* [TASK]
Could you write out the records below exactly as they appear?

[Saved data entries]
......

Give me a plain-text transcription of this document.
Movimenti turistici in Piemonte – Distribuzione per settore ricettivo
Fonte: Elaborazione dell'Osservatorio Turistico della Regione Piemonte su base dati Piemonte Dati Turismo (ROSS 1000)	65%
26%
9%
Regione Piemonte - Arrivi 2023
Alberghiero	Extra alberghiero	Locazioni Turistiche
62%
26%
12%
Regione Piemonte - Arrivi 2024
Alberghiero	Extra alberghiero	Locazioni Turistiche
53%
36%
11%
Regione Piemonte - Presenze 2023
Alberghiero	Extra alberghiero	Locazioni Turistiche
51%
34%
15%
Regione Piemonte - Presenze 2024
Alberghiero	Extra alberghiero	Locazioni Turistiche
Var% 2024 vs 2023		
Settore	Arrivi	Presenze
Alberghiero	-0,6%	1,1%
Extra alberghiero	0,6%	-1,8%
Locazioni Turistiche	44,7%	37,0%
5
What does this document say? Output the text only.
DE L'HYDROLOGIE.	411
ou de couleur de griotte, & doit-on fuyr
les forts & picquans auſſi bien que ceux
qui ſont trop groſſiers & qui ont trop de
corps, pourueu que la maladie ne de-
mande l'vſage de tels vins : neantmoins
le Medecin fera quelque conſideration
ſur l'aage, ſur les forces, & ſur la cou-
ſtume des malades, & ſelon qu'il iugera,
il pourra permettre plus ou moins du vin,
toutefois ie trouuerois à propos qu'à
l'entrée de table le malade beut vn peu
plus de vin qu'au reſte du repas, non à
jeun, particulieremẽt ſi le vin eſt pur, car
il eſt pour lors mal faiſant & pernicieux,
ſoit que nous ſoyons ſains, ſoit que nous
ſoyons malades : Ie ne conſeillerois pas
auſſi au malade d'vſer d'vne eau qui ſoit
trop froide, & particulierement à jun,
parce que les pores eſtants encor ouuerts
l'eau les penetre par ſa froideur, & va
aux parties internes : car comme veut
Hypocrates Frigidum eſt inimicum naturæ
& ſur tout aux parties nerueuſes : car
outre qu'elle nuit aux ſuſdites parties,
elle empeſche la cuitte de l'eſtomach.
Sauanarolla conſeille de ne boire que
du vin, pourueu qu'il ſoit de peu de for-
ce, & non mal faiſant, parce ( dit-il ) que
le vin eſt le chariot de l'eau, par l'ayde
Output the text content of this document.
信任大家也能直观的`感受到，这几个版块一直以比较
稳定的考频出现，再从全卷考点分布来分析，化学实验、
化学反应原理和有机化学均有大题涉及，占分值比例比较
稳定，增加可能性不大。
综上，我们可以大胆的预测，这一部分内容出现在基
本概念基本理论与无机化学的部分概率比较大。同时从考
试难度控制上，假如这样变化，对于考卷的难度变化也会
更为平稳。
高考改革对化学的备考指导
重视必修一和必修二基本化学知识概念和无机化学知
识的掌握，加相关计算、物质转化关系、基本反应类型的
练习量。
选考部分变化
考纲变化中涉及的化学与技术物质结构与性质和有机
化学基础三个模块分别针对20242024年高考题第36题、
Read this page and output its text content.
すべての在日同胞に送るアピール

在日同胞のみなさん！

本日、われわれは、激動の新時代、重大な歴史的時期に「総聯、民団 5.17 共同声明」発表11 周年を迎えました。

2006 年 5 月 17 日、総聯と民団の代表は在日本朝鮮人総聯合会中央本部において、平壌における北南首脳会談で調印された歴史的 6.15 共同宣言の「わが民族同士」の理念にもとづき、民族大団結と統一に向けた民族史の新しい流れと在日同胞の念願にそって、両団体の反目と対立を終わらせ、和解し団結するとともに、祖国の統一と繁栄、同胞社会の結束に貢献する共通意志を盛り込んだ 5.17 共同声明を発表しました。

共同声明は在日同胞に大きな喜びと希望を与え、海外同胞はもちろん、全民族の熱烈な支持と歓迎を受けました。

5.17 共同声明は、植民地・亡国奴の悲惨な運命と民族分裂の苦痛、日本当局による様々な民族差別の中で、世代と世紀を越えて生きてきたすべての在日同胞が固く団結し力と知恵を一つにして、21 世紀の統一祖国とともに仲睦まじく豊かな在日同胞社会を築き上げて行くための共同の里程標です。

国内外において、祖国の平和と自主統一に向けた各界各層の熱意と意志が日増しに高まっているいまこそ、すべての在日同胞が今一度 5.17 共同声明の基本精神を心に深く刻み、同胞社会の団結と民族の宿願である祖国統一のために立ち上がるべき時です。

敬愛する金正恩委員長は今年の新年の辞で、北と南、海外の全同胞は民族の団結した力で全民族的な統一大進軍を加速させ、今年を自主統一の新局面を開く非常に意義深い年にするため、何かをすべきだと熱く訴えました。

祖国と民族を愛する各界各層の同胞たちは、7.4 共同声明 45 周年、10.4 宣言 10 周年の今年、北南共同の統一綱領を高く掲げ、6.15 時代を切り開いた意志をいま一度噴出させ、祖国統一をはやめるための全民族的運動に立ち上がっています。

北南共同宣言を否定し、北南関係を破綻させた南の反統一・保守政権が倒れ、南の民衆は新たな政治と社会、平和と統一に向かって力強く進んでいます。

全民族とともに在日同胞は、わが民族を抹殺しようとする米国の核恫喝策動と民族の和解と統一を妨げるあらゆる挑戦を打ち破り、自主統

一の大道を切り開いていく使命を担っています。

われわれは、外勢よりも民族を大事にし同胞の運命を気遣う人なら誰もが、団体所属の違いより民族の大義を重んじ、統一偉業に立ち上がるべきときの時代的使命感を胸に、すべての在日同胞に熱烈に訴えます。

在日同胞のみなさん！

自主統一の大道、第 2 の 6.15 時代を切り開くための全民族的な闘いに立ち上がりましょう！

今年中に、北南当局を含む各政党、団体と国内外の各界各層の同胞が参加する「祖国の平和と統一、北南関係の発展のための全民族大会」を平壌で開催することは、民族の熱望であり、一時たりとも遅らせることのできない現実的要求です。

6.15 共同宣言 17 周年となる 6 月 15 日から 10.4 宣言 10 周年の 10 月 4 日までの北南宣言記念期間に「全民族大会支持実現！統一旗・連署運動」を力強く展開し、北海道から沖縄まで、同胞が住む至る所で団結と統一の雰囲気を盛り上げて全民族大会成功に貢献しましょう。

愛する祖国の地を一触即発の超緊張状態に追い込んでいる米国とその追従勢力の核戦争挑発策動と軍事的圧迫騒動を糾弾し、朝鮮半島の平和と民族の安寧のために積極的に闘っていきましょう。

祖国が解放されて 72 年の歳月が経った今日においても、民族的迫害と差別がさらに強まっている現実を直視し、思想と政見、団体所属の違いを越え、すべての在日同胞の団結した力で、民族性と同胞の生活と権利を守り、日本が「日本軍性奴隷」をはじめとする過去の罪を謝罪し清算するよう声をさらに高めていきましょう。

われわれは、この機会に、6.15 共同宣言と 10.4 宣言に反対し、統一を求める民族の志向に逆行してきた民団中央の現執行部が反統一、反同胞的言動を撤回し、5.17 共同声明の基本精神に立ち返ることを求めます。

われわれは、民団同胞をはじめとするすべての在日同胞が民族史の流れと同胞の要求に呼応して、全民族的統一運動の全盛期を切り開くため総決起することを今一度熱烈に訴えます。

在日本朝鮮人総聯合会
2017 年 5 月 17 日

......

* [RESPONSE FOR THIS EXERCISE]
Give me a plain-text transcription of this document.
Movimenti turistici in Piemonte – Distribuzione per settore ricettivo
Fonte: Elaborazione dell'Osservatorio Turistico della Regione Piemonte su base dati Piemonte Dati Turismo (ROSS 1000)	65%
26%
9%
Regione Piemonte - Arrivi 2023
Alberghiero	Extra alberghiero	Locazioni Turistiche
62%
26%
12%
Regione Piemonte - Arrivi 2024
Alberghiero	Extra alberghiero	Locazioni Turistiche
53%
36%
11%
Regione Piemonte - Presenze 2023
Alberghiero	Extra alberghiero	Locazioni Turistiche
51%
34%
15%
Regione Piemonte - Presenze 2024
Alberghiero	Extra alberghiero	Locazioni Turistiche
Var% 2024 vs 2023		
Settore	Arrivi	Presenze
Alberghiero	-0,6%	1,1%
Extra alberghiero	0,6%	-1,8%
Locazioni Turistiche	44,7%	37,0%
5
What does this document say? Output the text only.
DE L'HYDROLOGIE.	411
ou de couleur de griotte, & doit-on fuyr
les forts & picquans auſſi bien que ceux
qui ſont trop groſſiers & qui ont trop de
corps, pourueu que la maladie ne de-
mande l'vſage de tels vins : neantmoins
le Medecin fera quelque conſideration
ſur l'aage, ſur les forces, & ſur la cou-
ſtume des malades, & ſelon qu'il iugera,
il pourra permettre plus ou moins du vin,
toutefois ie trouuerois à propos qu'à
l'entrée de table le malade beut vn peu
plus de vin qu'au reſte du repas, non à
jeun, particulieremẽt ſi le vin eſt pur, car
il eſt pour lors mal faiſant & pernicieux,
ſoit que nous ſoyons ſains, ſoit que nous
ſoyons malades : Ie ne conſeillerois pas
auſſi au malade d'vſer d'vne eau qui ſoit
trop froide, & particulierement à jun,
parce que les pores eſtants encor ouuerts
l'eau les penetre par ſa froideur, & va
aux parties internes : car comme veut
Hypocrates Frigidum eſt inimicum naturæ
& ſur tout aux parties nerueuſes : car
outre qu'elle nuit aux ſuſdites parties,
elle empeſche la cuitte de l'eſtomach.
Sauanarolla conſeille de ne boire que
du vin, pourueu qu'il ſoit de peu de for-
ce, & non mal faiſant, parce ( dit-il ) que
le vin eſt le chariot de l'eau, par l'ayde
Output the text content of this document.
信任大家也能直观的`感受到，这几个版块一直以比较
稳定的考频出现，再从全卷考点分布来分析，化学实验、
化学反应原理和有机化学均有大题涉及，占分值比例比较
稳定，增加可能性不大。
综上，我们可以大胆的预测，这一部分内容出现在基
本概念基本理论与无机化学的部分概率比较大。同时从考
试难度控制上，假如这样变化，对于考卷的难度变化也会
更为平稳。
高考改革对化学的备考指导
重视必修一和必修二基本化学知识概念和无机化学知
识的掌握，加相关计算、物质转化关系、基本反应类型的
练习量。
选考部分变化
考纲变化中涉及的化学与技术物质结构与性质和有机
化学基础三个模块分别针对20242024年高考题第36题、
Read this page and output its text content.
すべての在日同胞に送るアピール

在日同胞のみなさん！

本日、われわれは、激動の新時代、重大な歴史的時期に「総聯、民団 5.17 共同声明」発表11 周年を迎えました。

2006 年 5 月 17 日、総聯と民団の代表は在日本朝鮮人総聯合会中央本部において、平壌における北南首脳会談で調印された歴史的 6.15 共同宣言の「わが民族同士」の理念にもとづき、民族大団結と統一に向けた民族史の新しい流れと在日同胞の念願にそって、両団体の反目と対立を終わらせ、和解し団結するとともに、祖国の統一と繁栄、同胞社会の結束に貢献する共通意志を盛り込んだ 5.17 共同声明を発表しました。

共同声明は在日同胞に大きな喜びと希望を与え、海外同胞はもちろん、全民族の熱烈な支持と歓迎を受けました。

5.17 共同声明は、植民地・亡国奴の悲惨な運命と民族分裂の苦痛、日本当局による様々な民族差別の中で、世代と世紀を越えて生きてきたすべての在日同胞が固く団結し力と知恵を一つにして、21 世紀の統一祖国とともに仲睦まじく豊かな在日同胞社会を築き上げて行くための共同の里程標です。

国内外において、祖国の平和と自主統一に向けた各界各層の熱意と意志が日増しに高まっているいまこそ、すべての在日同胞が今一度 5.17 共同声明の基本精神を心に深く刻み、同胞社会の団結と民族の宿願である祖国統一のために立ち上がるべき時です。

敬愛する金正恩委員長は今年の新年の辞で、北と南、海外の全同胞は民族の団結した力で全民族的な統一大進軍を加速させ、今年を自主統一の新局面を開く非常に意義深い年にするため、何かをすべきだと熱く訴えました。

祖国と民族を愛する各界各層の同胞たちは、7.4 共同声明 45 周年、10.4 宣言 10 周年の今年、北南共同の統一綱領を高く掲げ、6.15 時代を切り開いた意志をいま一度噴出させ、祖国統一をはやめるための全民族的運動に立ち上がっています。

北南共同宣言を否定し、北南関係を破綻させた南の反統一・保守政権が倒れ、南の民衆は新たな政治と社会、平和と統一に向かって力強く進んでいます。

全民族とともに在日同胞は、わが民族を抹殺しようとする米国の核恫喝策動と民族の和解と統一を妨げるあらゆる挑戦を打ち破り、自主統

一の大道を切り開いていく使命を担っています。

われわれは、外勢よりも民族を大事にし同胞の運命を気遣う人なら誰もが、団体所属の違いより民族の大義を重んじ、統一偉業に立ち上がるべきときの時代的使命感を胸に、すべての在日同胞に熱烈に訴えます。

在日同胞のみなさん！

自主統一の大道、第 2 の 6.15 時代を切り開くための全民族的な闘いに立ち上がりましょう！

今年中に、北南当局を含む各政党、団体と国内外の各界各層の同胞が参加する「祖国の平和と統一、北南関係の発展のための全民族大会」を平壌で開催することは、民族の熱望であり、一時たりとも遅らせることのできない現実的要求です。

6.15 共同宣言 17 周年となる 6 月 15 日から 10.4 宣言 10 周年の 10 月 4 日までの北南宣言記念期間に「全民族大会支持実現！統一旗・連署運動」を力強く展開し、北海道から沖縄まで、同胞が住む至る所で団結と統一の雰囲気を盛り上げて全民族大会成功に貢献しましょう。

愛する祖国の地を一触即発の超緊張状態に追い込んでいる米国とその追従勢力の核戦争挑発策動と軍事的圧迫騒動を糾弾し、朝鮮半島の平和と民族の安寧のために積極的に闘っていきましょう。

祖国が解放されて 72 年の歳月が経った今日においても、民族的迫害と差別がさらに強まっている現実を直視し、思想と政見、団体所属の違いを越え、すべての在日同胞の団結した力で、民族性と同胞の生活と権利を守り、日本が「日本軍性奴隷」をはじめとする過去の罪を謝罪し清算するよう声をさらに高めていきましょう。

われわれは、この機会に、6.15 共同宣言と 10.4 宣言に反対し、統一を求める民族の志向に逆行してきた民団中央の現執行部が反統一、反同胞的言動を撤回し、5.17 共同声明の基本精神に立ち返ることを求めます。

われわれは、民団同胞をはじめとするすべての在日同胞が民族史の流れと同胞の要求に呼応して、全民族的統一運動の全盛期を切り開くため総決起することを今一度熱烈に訴えます。

在日本朝鮮人総聯合会
2017 年 5 月 17 日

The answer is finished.